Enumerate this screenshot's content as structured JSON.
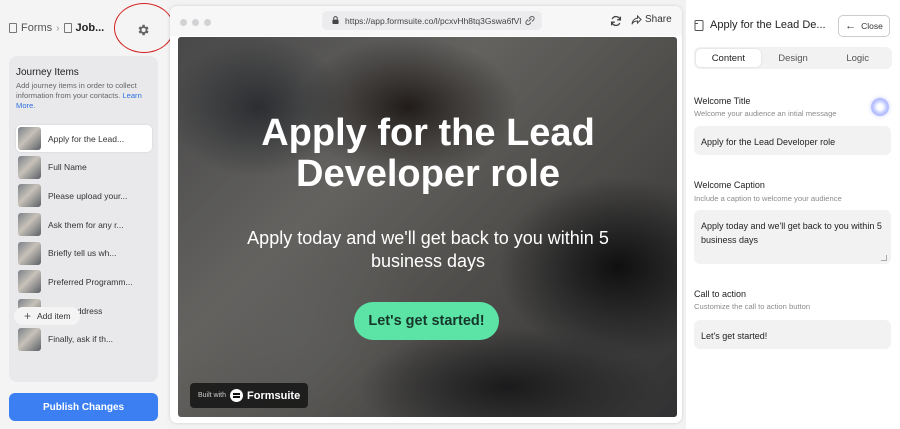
{
  "breadcrumb": {
    "root": "Forms",
    "current": "Job..."
  },
  "sidebar": {
    "section_title": "Journey Items",
    "description": "Add journey items in order to collect information from your contacts.",
    "learn_more": "Learn More.",
    "items": [
      {
        "label": "Apply for the Lead..."
      },
      {
        "label": "Full Name"
      },
      {
        "label": "Please upload your..."
      },
      {
        "label": "Ask them for any r..."
      },
      {
        "label": "Briefly tell us wh..."
      },
      {
        "label": "Preferred Programm..."
      },
      {
        "label": "Email Address"
      },
      {
        "label": "Finally, ask if th..."
      }
    ],
    "add_item": "Add item",
    "publish": "Publish Changes"
  },
  "browser": {
    "url": "https://app.formsuite.co/l/pcxvHh8tq3Gswa6fVl",
    "share": "Share"
  },
  "preview": {
    "title": "Apply for the Lead Developer role",
    "caption": "Apply today and we'll get back to you within 5 business days",
    "cta": "Let's get started!",
    "built_with": "Built with",
    "brand": "Formsuite"
  },
  "panel": {
    "header": "Apply for the Lead De...",
    "close": "Close",
    "tabs": [
      "Content",
      "Design",
      "Logic"
    ],
    "welcome_title_label": "Welcome Title",
    "welcome_title_hint": "Welcome your audience an intial message",
    "welcome_title_value": "Apply for the Lead Developer role",
    "welcome_caption_label": "Welcome Caption",
    "welcome_caption_hint": "Include a caption to welcome your audience",
    "welcome_caption_value": "Apply today and we'll get back to you within 5 business days",
    "cta_label": "Call to action",
    "cta_hint": "Customize the call to action button",
    "cta_value": "Let's get started!"
  },
  "colors": {
    "accent": "#3b7ff2",
    "cta_button": "#5ce3a6",
    "highlight_ring": "#d42222"
  }
}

:::

Aim
From the listing, tally every line with the word "Lead" in it and give only the tally.

Task result
4